> _REQUIRED WORK_
Check every line of the material below for the string "Menu", and return the ones that have it.

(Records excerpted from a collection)
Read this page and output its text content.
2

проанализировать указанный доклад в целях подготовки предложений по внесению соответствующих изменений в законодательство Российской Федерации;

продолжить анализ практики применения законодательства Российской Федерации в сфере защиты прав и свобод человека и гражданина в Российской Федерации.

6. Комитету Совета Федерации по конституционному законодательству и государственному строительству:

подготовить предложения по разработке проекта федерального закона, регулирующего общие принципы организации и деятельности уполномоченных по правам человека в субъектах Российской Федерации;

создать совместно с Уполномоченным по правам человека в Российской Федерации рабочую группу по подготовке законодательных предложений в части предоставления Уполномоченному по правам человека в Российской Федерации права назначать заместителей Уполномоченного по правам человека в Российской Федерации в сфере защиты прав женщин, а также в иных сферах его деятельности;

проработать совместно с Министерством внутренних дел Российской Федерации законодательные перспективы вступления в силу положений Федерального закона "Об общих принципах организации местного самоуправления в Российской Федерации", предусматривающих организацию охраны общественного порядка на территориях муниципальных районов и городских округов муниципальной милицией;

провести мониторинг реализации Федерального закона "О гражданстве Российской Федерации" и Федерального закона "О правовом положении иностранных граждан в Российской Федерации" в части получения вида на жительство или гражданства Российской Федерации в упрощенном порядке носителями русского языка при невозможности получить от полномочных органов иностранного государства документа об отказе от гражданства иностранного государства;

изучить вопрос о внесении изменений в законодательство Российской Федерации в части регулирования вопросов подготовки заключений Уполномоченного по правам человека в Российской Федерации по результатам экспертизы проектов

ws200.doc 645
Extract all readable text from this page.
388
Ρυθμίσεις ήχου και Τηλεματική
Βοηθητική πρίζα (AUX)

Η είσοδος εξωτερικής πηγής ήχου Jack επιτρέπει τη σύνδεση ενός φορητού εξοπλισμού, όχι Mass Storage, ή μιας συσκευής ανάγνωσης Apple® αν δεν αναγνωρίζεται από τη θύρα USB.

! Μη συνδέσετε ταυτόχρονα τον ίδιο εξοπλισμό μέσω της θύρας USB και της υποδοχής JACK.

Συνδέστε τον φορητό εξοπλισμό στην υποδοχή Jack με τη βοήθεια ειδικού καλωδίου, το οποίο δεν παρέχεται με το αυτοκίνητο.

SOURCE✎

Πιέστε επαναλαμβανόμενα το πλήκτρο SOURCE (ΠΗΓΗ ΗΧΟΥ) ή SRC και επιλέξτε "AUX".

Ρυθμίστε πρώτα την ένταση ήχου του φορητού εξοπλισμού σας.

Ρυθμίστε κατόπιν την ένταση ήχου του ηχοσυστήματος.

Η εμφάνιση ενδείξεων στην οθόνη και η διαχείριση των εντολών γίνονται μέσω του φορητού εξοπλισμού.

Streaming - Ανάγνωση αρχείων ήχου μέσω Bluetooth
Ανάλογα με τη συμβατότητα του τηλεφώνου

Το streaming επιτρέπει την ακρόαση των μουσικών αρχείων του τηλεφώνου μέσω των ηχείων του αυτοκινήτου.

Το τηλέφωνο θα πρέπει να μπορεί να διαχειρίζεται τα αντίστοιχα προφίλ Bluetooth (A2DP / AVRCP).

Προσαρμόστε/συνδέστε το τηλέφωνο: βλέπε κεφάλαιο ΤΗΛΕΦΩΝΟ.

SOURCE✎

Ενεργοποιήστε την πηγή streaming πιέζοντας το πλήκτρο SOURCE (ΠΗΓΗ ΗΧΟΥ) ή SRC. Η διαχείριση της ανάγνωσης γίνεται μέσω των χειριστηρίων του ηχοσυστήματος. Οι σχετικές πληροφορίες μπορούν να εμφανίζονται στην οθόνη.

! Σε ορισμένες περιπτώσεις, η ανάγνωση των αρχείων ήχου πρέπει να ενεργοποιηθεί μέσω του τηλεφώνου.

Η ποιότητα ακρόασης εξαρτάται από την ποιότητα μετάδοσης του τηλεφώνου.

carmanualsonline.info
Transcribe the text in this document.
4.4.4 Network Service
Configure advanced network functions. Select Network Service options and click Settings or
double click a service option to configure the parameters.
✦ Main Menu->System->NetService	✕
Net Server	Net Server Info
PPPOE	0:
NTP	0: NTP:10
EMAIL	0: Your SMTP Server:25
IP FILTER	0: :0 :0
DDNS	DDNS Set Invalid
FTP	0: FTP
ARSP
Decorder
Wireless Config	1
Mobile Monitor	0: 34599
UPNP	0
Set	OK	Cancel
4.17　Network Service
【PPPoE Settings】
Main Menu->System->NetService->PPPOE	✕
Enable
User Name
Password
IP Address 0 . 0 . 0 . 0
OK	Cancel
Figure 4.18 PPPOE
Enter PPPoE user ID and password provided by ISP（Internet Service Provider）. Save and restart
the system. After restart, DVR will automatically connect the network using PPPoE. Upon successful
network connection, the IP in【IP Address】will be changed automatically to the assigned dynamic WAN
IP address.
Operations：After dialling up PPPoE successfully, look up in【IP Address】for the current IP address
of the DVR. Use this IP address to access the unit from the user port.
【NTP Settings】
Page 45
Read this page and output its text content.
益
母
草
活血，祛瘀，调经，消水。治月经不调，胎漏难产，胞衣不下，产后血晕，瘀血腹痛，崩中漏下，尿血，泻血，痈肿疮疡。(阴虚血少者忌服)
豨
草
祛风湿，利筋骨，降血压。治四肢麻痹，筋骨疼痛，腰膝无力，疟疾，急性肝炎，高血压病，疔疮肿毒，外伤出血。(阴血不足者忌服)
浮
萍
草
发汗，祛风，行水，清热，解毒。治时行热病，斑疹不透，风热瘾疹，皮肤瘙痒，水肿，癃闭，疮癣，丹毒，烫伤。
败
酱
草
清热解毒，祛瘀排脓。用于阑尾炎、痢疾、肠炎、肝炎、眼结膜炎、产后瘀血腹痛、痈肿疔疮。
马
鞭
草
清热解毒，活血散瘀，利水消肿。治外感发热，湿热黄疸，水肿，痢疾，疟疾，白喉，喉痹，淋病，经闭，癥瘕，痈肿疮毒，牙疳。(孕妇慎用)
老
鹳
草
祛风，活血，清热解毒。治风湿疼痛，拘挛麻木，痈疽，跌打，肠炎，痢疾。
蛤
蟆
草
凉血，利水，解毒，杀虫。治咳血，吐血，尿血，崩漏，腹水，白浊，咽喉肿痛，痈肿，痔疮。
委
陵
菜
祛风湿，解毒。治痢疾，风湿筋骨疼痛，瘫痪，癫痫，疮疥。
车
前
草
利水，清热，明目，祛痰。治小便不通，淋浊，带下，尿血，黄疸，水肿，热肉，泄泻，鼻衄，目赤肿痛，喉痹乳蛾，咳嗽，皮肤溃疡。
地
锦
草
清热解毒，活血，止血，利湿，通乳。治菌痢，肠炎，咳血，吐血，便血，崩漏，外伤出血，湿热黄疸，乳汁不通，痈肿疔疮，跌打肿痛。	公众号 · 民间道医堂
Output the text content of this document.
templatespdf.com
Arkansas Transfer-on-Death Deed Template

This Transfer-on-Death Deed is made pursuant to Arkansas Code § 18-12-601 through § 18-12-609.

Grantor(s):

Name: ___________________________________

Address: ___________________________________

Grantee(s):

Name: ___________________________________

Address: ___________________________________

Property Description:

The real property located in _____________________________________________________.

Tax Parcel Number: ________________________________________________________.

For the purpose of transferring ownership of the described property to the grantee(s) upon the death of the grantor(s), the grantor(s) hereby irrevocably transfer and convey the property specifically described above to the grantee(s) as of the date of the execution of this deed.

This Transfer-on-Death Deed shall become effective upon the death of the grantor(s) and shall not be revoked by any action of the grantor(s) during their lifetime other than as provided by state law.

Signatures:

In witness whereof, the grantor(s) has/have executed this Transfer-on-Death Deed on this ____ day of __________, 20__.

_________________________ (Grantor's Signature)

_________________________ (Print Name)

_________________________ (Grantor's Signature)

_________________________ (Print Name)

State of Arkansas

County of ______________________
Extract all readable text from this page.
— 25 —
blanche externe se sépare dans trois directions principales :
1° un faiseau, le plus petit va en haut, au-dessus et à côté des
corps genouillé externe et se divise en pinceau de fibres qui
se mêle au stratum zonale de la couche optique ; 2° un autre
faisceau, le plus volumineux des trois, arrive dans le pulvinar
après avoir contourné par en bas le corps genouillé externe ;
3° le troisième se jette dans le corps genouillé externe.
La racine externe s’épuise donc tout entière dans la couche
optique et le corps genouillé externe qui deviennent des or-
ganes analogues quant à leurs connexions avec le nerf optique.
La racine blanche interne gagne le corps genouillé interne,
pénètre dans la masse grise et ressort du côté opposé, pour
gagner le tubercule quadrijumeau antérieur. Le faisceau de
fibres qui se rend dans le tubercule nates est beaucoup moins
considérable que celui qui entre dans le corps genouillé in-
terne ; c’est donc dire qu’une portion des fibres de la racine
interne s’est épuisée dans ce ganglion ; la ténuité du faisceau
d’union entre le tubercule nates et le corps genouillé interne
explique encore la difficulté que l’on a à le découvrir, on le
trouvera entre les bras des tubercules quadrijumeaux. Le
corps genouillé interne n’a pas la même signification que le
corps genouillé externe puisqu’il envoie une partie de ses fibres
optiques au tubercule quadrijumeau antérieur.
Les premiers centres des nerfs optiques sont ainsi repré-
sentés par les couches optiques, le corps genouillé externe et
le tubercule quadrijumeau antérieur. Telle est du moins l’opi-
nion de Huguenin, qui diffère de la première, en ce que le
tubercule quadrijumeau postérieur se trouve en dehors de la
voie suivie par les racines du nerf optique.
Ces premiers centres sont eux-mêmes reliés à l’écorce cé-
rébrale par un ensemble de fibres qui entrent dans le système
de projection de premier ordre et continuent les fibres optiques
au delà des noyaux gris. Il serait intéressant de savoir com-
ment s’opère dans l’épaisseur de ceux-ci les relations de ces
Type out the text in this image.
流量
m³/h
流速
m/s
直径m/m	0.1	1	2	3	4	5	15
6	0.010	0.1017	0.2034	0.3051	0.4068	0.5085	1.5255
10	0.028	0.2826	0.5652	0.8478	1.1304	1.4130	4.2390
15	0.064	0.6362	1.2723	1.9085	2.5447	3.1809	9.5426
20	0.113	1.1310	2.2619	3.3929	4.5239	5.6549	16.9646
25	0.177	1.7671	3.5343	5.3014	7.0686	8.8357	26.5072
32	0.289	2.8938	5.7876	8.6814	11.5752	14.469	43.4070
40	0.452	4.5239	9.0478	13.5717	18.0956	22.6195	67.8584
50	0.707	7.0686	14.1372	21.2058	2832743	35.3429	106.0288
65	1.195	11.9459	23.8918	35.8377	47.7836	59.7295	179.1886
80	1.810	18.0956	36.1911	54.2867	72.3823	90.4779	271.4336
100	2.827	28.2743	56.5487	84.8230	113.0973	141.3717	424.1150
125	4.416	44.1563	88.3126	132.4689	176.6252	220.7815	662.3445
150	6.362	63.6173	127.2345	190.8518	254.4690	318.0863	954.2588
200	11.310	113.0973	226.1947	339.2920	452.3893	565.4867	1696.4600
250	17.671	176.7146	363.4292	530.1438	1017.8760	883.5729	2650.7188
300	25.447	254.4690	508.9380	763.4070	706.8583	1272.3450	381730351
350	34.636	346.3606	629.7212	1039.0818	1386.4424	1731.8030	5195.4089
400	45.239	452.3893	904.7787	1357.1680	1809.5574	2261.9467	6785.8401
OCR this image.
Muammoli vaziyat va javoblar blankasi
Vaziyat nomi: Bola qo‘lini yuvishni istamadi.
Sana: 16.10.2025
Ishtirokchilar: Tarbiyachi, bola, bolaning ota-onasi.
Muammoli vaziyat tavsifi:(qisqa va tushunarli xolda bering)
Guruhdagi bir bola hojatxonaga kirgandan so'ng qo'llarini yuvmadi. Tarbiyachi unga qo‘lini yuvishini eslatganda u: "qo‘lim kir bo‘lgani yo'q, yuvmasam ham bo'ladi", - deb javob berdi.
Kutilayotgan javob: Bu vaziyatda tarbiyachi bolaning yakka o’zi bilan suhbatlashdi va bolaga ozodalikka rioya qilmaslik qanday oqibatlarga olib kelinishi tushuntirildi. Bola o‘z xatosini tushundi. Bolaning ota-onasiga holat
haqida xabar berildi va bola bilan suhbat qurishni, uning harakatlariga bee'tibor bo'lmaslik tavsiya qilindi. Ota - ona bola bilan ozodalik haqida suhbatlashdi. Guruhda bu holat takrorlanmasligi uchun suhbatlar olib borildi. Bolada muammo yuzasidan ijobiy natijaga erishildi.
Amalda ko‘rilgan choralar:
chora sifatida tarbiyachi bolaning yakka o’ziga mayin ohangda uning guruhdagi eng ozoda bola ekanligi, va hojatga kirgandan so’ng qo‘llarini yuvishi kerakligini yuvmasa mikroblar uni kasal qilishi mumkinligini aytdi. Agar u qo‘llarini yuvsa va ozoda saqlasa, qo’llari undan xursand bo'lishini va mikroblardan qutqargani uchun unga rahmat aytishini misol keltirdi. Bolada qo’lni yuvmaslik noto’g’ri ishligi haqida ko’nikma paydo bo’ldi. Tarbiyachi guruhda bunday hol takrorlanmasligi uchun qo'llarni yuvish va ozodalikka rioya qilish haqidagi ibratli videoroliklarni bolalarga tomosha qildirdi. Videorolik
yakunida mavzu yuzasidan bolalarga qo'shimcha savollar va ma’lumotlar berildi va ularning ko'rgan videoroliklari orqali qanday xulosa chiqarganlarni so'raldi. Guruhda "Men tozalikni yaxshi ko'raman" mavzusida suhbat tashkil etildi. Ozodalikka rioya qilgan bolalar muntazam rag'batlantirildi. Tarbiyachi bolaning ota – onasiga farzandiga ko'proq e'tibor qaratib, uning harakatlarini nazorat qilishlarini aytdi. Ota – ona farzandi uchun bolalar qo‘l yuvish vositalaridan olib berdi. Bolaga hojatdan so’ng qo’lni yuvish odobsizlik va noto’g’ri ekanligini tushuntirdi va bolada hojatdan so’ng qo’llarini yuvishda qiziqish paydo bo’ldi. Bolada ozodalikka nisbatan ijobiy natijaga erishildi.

> _ANSWER BELOW_
✦ Main Menu->System->NetService	✕
Main Menu->System->NetService->PPPOE	✕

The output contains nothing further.